● YOUR TASK
Where a line holds "true", copy it.

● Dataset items
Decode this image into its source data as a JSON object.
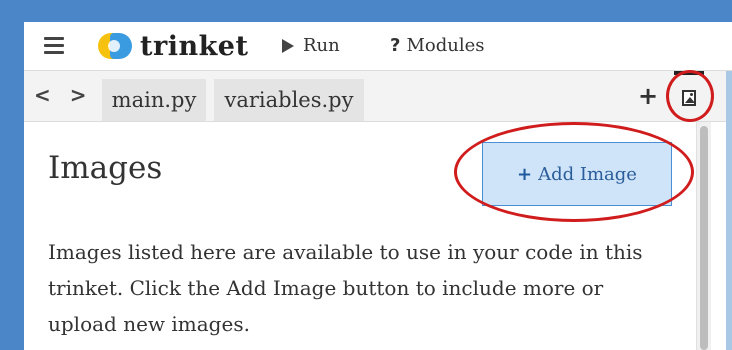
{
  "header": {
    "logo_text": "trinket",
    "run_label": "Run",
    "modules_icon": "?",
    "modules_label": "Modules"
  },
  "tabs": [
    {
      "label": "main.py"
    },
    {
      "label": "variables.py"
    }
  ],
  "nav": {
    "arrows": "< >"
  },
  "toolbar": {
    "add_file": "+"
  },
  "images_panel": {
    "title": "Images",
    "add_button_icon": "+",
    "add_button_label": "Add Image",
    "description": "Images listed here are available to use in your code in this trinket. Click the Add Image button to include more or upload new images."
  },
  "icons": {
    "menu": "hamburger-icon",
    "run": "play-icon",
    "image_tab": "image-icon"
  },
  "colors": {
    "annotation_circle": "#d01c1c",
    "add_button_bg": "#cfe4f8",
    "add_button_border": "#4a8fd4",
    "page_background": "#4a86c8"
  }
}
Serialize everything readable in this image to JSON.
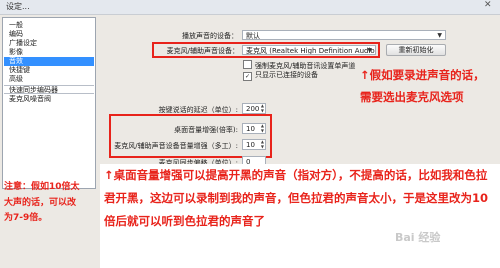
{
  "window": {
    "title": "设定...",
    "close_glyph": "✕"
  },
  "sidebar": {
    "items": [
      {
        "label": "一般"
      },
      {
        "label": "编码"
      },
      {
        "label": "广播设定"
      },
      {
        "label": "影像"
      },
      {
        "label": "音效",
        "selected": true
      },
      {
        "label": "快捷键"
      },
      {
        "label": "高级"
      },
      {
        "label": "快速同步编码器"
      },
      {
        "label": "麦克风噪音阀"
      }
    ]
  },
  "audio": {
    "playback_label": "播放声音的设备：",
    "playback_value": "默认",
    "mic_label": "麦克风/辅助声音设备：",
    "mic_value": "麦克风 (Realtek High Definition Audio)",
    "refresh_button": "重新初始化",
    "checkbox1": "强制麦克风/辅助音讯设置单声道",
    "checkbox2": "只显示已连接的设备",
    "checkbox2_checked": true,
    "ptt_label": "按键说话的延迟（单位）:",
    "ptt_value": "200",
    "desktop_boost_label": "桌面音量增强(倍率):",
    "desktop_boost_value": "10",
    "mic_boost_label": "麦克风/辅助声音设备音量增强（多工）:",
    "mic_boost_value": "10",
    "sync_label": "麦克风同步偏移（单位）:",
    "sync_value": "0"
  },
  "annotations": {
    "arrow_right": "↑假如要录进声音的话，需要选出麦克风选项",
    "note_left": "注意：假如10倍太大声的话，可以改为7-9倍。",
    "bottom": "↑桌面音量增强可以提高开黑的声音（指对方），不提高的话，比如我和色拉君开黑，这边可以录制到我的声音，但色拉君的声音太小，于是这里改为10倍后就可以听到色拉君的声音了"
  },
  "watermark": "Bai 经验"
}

● EXPECTED OUTPUT
        "selected": true
    "checkbox2_checked": true,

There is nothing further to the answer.